[Excerpts from a figure dataset]
------

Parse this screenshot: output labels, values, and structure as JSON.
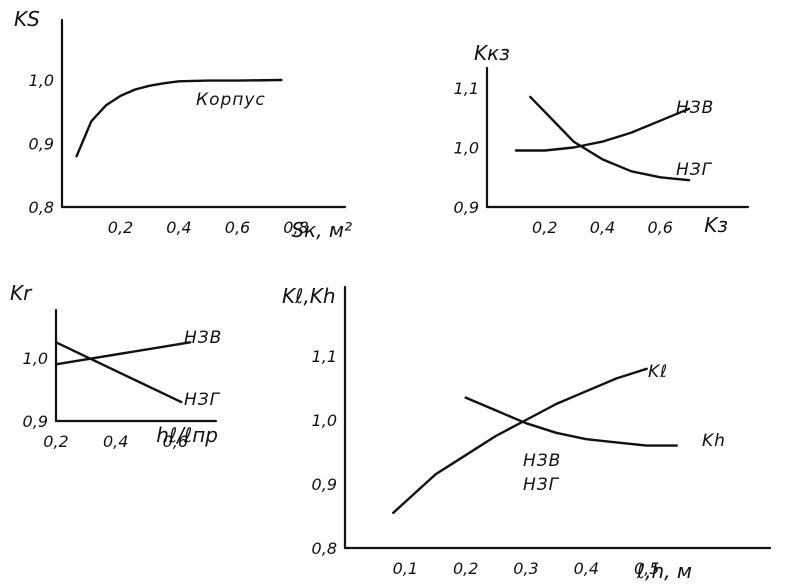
{
  "chart_data": [
    {
      "type": "line",
      "ylabel": "KS",
      "xlabel": "Sк, м²",
      "xlim": [
        0,
        0.8
      ],
      "ylim": [
        0.8,
        1.0
      ],
      "x_ticks": [
        0.2,
        0.4,
        0.6,
        0.8
      ],
      "y_ticks": [
        0.8,
        0.9,
        1.0
      ],
      "series": [
        {
          "name": "Корпус",
          "x": [
            0.05,
            0.1,
            0.15,
            0.2,
            0.25,
            0.3,
            0.35,
            0.4,
            0.5,
            0.6,
            0.75
          ],
          "y": [
            0.88,
            0.935,
            0.96,
            0.975,
            0.985,
            0.991,
            0.995,
            0.998,
            0.999,
            0.999,
            1.0
          ]
        }
      ]
    },
    {
      "type": "line",
      "ylabel": "Kкз",
      "xlabel": "Kз",
      "xlim": [
        0,
        0.8
      ],
      "ylim": [
        0.9,
        1.1
      ],
      "x_ticks": [
        0.2,
        0.4,
        0.6
      ],
      "y_ticks": [
        0.9,
        1.0,
        1.1
      ],
      "series": [
        {
          "name": "НЗВ",
          "x": [
            0.1,
            0.2,
            0.3,
            0.4,
            0.5,
            0.6,
            0.7
          ],
          "y": [
            0.995,
            0.995,
            1.0,
            1.01,
            1.025,
            1.045,
            1.065
          ]
        },
        {
          "name": "НЗГ",
          "x": [
            0.15,
            0.2,
            0.3,
            0.4,
            0.5,
            0.6,
            0.7
          ],
          "y": [
            1.085,
            1.06,
            1.01,
            0.98,
            0.96,
            0.95,
            0.945
          ]
        }
      ]
    },
    {
      "type": "line",
      "ylabel": "Kr",
      "xlabel": "hℓ/ℓпр",
      "xlim": [
        0.2,
        0.8
      ],
      "ylim": [
        0.9,
        1.1
      ],
      "x_ticks": [
        0.2,
        0.4,
        0.6
      ],
      "y_ticks": [
        0.9,
        1.0
      ],
      "series": [
        {
          "name": "НЗВ",
          "x": [
            0.2,
            0.65
          ],
          "y": [
            0.99,
            1.025
          ]
        },
        {
          "name": "НЗГ",
          "x": [
            0.2,
            0.62
          ],
          "y": [
            1.025,
            0.93
          ]
        }
      ]
    },
    {
      "type": "line",
      "ylabel": "Kℓ,Kh",
      "xlabel": "ℓ,h, м",
      "xlim": [
        0,
        0.6
      ],
      "ylim": [
        0.8,
        1.12
      ],
      "x_ticks": [
        0.1,
        0.2,
        0.3,
        0.4,
        0.5
      ],
      "y_ticks": [
        0.8,
        0.9,
        1.0,
        1.1
      ],
      "annotation": [
        "НЗВ",
        "НЗГ"
      ],
      "series": [
        {
          "name": "Kℓ",
          "x": [
            0.08,
            0.15,
            0.2,
            0.25,
            0.3,
            0.35,
            0.4,
            0.45,
            0.5
          ],
          "y": [
            0.855,
            0.915,
            0.945,
            0.975,
            1.0,
            1.025,
            1.045,
            1.065,
            1.08
          ]
        },
        {
          "name": "Kh",
          "x": [
            0.2,
            0.25,
            0.3,
            0.35,
            0.4,
            0.45,
            0.5,
            0.55
          ],
          "y": [
            1.035,
            1.015,
            0.995,
            0.98,
            0.97,
            0.965,
            0.96,
            0.96
          ]
        }
      ]
    }
  ]
}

------

[WHAT THE TASK REQUIRES] For each line above that contains the word "name", copy that line.

[OUTPUT]
          "name": "Корпус",
          "name": "НЗВ",
          "name": "НЗГ",
          "name": "НЗВ",
          "name": "НЗГ",
          "name": "Kℓ",
          "name": "Kh",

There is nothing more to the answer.